— Task details —
Write out the records below word for word, please.
* * *
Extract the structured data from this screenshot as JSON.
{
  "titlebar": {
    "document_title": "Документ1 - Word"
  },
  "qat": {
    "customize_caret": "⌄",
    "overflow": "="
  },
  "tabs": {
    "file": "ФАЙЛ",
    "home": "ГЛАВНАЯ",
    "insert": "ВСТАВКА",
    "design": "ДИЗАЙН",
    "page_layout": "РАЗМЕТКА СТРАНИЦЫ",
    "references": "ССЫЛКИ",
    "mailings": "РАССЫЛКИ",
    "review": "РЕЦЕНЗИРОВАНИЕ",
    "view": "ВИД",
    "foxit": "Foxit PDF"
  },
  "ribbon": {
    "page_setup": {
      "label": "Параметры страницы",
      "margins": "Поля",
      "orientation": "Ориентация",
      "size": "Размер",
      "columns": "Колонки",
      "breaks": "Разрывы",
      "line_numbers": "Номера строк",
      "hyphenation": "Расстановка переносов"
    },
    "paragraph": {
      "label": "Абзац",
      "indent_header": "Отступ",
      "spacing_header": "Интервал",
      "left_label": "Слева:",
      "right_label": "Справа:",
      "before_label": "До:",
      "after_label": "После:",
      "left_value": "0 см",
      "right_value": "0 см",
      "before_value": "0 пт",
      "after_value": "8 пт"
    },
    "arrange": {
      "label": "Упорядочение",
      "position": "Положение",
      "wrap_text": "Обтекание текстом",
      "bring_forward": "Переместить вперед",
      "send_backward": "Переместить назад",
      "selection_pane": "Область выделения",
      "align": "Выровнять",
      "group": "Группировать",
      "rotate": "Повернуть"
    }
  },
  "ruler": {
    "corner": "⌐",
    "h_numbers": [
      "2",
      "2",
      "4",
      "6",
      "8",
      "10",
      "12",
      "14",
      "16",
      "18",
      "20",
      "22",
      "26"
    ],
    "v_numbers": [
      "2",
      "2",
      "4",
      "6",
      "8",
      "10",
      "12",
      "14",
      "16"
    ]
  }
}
* * *
— The reply —
Extract the structured data from this screenshot as JSON.
{
  "titlebar": {
    "document_title": "Документ1 - Word"
  },
  "qat": {
    "customize_caret": "⌄",
    "overflow": "="
  },
  "tabs": {
    "file": "ФАЙЛ",
    "home": "ГЛАВНАЯ",
    "insert": "ВСТАВКА",
    "design": "ДИЗАЙН",
    "page_layout": "РАЗМЕТКА СТРАНИЦЫ",
    "references": "ССЫЛКИ",
    "mailings": "РАССЫЛКИ",
    "review": "РЕЦЕНЗИРОВАНИЕ",
    "view": "ВИД",
    "foxit": "Foxit PDF"
  },
  "ribbon": {
    "page_setup": {
      "label": "Параметры страницы",
      "margins": "Поля",
      "orientation": "Ориентация",
      "size": "Размер",
      "columns": "Колонки",
      "breaks": "Разрывы",
      "line_numbers": "Номера строк",
      "hyphenation": "Расстановка переносов"
    },
    "paragraph": {
      "label": "Абзац",
      "indent_header": "Отступ",
      "spacing_header": "Интервал",
      "left_label": "Слева:",
      "right_label": "Справа:",
      "before_label": "До:",
      "after_label": "После:",
      "left_value": "0 см",
      "right_value": "0 см",
      "before_value": "0 пт",
      "after_value": "8 пт"
    },
    "arrange": {
      "label": "Упорядочение",
      "position": "Положение",
      "wrap_text": "Обтекание текстом",
      "bring_forward": "Переместить вперед",
      "send_backward": "Переместить назад",
      "selection_pane": "Область выделения",
      "align": "Выровнять",
      "group": "Группировать",
      "rotate": "Повернуть"
    }
  },
  "ruler": {
    "corner": "⌐",
    "h_numbers": [
      "2",
      "2",
      "4",
      "6",
      "8",
      "10",
      "12",
      "14",
      "16",
      "18",
      "20",
      "22",
      "26"
    ],
    "v_numbers": [
      "2",
      "2",
      "4",
      "6",
      "8",
      "10",
      "12",
      "14",
      "16"
    ]
  }
}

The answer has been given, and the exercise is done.